▶ _Instruction 1_:
In the album article below, at which studio were the recording sessions held?

▶ _Text passage_:
* * * * * * *
Studio album by Special Ed
- Released: July 31, 1990
- Studio: Howie's Crib (New York, NY)
- Genre: Hip hop
- Length: 38:04
- Label: Profile
- Producer: Howie Tee; Special Ed; Wayne Archer;

Special Ed chronology
| Youngest in Charge (1989) | Legal (1990) | Revelations (1995) |

Singles from Legal
- "The Mission" Released: September 6, 1990; "Come On, Let's Move It" Released: 1990;

= Legal (Special Ed album) =

Legal is the second studio album by American rapper Special Ed. It was released on July 31, 1990, via Profile Records. The recording sessions took place at Howie's Crib in New York. The album was produced by Howie Tee, Wayne Archer, and Special Ed. It features guest appearances from 40-Love, Akshun, Coolie Man, Drew Archer, and Little Shawn. Two singles were released from the album, "Come On, Let's Move It" and "The Mission". It peaked at number 84 on the Billboard 200 albums chart in the United States.
* * * * * * *
▶ _Excerpted data_:

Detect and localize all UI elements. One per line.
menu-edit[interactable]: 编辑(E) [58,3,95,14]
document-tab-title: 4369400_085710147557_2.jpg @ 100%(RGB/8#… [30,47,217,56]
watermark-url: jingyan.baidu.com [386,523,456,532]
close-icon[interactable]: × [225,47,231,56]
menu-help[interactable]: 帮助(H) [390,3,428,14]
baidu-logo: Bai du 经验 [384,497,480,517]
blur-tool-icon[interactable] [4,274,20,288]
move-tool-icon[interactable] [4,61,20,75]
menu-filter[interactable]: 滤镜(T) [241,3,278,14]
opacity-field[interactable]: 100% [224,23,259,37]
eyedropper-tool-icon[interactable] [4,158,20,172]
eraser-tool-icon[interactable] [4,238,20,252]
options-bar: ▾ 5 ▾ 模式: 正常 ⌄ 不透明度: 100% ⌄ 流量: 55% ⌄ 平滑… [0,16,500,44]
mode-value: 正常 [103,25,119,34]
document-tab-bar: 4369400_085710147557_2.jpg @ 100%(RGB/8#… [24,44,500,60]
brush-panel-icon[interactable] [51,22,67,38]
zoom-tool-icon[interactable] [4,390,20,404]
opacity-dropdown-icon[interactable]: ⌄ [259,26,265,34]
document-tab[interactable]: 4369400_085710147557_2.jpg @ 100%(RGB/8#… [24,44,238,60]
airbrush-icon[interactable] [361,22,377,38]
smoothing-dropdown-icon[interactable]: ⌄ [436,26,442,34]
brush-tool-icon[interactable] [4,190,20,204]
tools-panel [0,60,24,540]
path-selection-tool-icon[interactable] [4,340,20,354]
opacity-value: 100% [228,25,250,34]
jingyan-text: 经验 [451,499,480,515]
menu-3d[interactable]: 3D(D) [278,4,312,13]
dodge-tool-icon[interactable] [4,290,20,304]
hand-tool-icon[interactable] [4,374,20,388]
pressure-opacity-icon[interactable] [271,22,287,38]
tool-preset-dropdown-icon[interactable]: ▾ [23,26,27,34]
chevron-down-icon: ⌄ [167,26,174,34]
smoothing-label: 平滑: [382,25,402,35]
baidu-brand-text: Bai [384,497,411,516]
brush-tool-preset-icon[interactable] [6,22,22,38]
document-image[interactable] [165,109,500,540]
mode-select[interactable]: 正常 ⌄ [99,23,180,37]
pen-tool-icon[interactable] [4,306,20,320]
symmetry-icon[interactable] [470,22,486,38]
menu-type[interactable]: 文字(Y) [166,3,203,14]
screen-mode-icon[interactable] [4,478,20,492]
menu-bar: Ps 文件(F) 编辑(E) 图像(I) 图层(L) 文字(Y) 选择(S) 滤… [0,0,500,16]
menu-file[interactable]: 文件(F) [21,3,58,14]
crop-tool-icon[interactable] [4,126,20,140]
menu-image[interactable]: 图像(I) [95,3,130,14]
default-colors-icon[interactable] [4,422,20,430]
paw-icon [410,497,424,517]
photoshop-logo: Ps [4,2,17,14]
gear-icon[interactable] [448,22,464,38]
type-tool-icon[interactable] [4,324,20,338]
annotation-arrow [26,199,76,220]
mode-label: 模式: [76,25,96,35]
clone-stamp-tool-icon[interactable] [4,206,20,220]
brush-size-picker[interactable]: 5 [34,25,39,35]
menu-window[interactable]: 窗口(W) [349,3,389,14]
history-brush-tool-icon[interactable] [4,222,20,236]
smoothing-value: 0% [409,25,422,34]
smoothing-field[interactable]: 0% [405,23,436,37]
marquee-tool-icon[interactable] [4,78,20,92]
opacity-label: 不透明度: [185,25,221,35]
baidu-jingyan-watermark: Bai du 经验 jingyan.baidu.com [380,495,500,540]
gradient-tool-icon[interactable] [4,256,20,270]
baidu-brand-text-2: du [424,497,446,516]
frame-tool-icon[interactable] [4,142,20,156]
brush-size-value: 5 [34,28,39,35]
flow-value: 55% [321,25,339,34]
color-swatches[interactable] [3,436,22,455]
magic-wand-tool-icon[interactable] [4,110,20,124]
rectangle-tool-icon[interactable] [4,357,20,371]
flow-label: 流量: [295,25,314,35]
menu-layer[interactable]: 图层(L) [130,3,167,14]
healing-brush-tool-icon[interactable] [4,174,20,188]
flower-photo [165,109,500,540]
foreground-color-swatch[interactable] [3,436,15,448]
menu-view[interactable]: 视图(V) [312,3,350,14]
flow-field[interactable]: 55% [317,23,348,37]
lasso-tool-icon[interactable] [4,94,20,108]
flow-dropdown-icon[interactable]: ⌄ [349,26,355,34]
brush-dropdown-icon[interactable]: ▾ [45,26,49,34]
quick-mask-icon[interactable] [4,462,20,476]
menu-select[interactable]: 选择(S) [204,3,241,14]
* * * * * * *
▶ _Instruction 2_:
Reproduce the entries above word for word, from their first line through the line holding "move-tool-icon[interactable] [4,61,20,75]", with both ends included.

▶ _Task response 1_:
Howie's Crib in New York.

▶ _Task response 2_:
Detect and localize all UI elements. One per line.
menu-edit[interactable]: 编辑(E) [58,3,95,14]
document-tab-title: 4369400_085710147557_2.jpg @ 100%(RGB/8#… [30,47,217,56]
watermark-url: jingyan.baidu.com [386,523,456,532]
close-icon[interactable]: × [225,47,231,56]
menu-help[interactable]: 帮助(H) [390,3,428,14]
baidu-logo: Bai du 经验 [384,497,480,517]
blur-tool-icon[interactable] [4,274,20,288]
move-tool-icon[interactable] [4,61,20,75]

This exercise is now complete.